_WHAT TO WORK ON_
Each entry below should be echoed exactly, with pictures omitted.

========================================================================

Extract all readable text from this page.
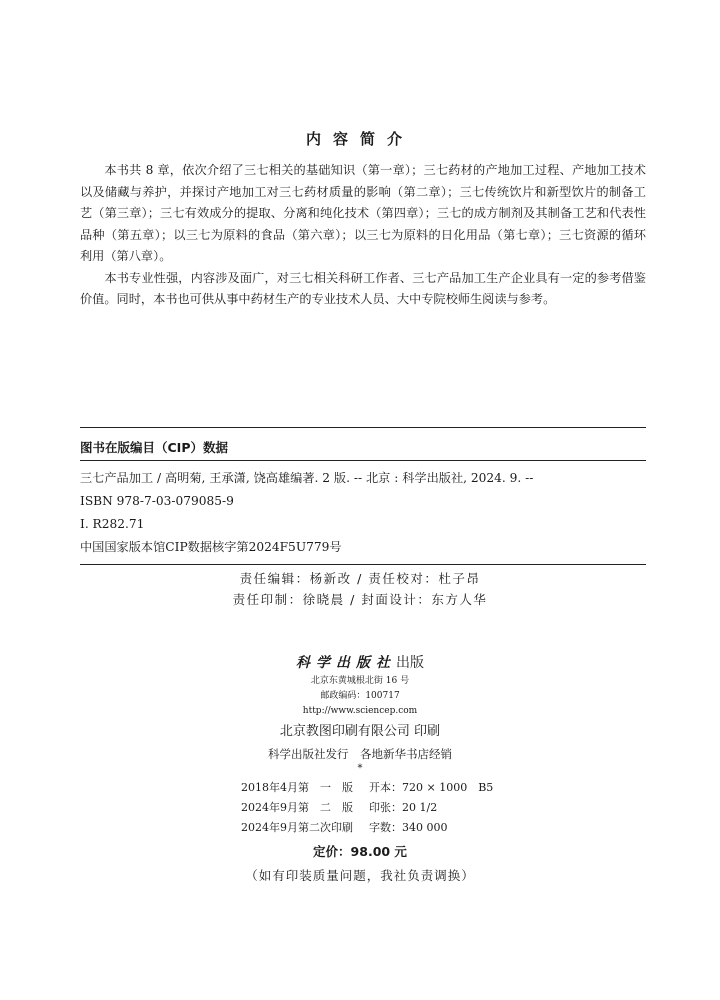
内容简介

本书共 8 章，依次介绍了三七相关的基础知识（第一章）；三七药材的产地加工过程、产地加工技术以及储藏与养护，并探讨产地加工对三七药材质量的影响（第二章）；三七传统饮片和新型饮片的制备工艺（第三章）；三七有效成分的提取、分离和纯化技术（第四章）；三七的成方制剂及其制备工艺和代表性品种（第五章）；以三七为原料的食品（第六章）；以三七为原料的日化用品（第七章）；三七资源的循环利用（第八章）。

本书专业性强，内容涉及面广，对三七相关科研工作者、三七产品加工生产企业具有一定的参考借鉴价值。同时，本书也可供从事中药材生产的专业技术人员、大中专院校师生阅读与参考。

图书在版编目（CIP）数据
三七产品加工 / 高明菊, 王承潇, 饶高雄编著. 2 版. -- 北京 : 科学出版社, 2024. 9. --
ISBN 978-7-03-079085-9
Ⅰ. R282.71
中国国家版本馆CIP数据核字第2024F5U779号
责任编辑：杨新改 / 责任校对：杜子昂
责任印制：徐晓晨 / 封面设计：东方人华
科学出版社出版
北京东黄城根北街 16 号
邮政编码：100717
http://www.sciencep.com
北京教图印刷有限公司 印刷
科学出版社发行　各地新华书店经销
*
2018年4月第　一　版 开本：720 × 1000　B5
2024年9月第　二　版 印张：20 1/2
2024年9月第二次印刷 字数：340 000
定价：98.00 元
（如有印装质量问题，我社负责调换）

========================================================================

_THE ANSWER_
Extract all readable text from this page.
内容简介

本书共 8 章，依次介绍了三七相关的基础知识（第一章）；三七药材的产地加工过程、产地加工技术以及储藏与养护，并探讨产地加工对三七药材质量的影响（第二章）；三七传统饮片和新型饮片的制备工艺（第三章）；三七有效成分的提取、分离和纯化技术（第四章）；三七的成方制剂及其制备工艺和代表性品种（第五章）；以三七为原料的食品（第六章）；以三七为原料的日化用品（第七章）；三七资源的循环利用（第八章）。

本书专业性强，内容涉及面广，对三七相关科研工作者、三七产品加工生产企业具有一定的参考借鉴价值。同时，本书也可供从事中药材生产的专业技术人员、大中专院校师生阅读与参考。

图书在版编目（CIP）数据
三七产品加工 / 高明菊, 王承潇, 饶高雄编著. 2 版. -- 北京 : 科学出版社, 2024. 9. --
ISBN 978-7-03-079085-9
Ⅰ. R282.71
中国国家版本馆CIP数据核字第2024F5U779号
责任编辑：杨新改 / 责任校对：杜子昂
责任印制：徐晓晨 / 封面设计：东方人华
科学出版社出版
北京东黄城根北街 16 号
邮政编码：100717
http://www.sciencep.com
北京教图印刷有限公司 印刷
科学出版社发行　各地新华书店经销
*
2018年4月第　一　版 开本：720 × 1000　B5
2024年9月第　二　版 印张：20 1/2
2024年9月第二次印刷 字数：340 000
定价：98.00 元
（如有印装质量问题，我社负责调换）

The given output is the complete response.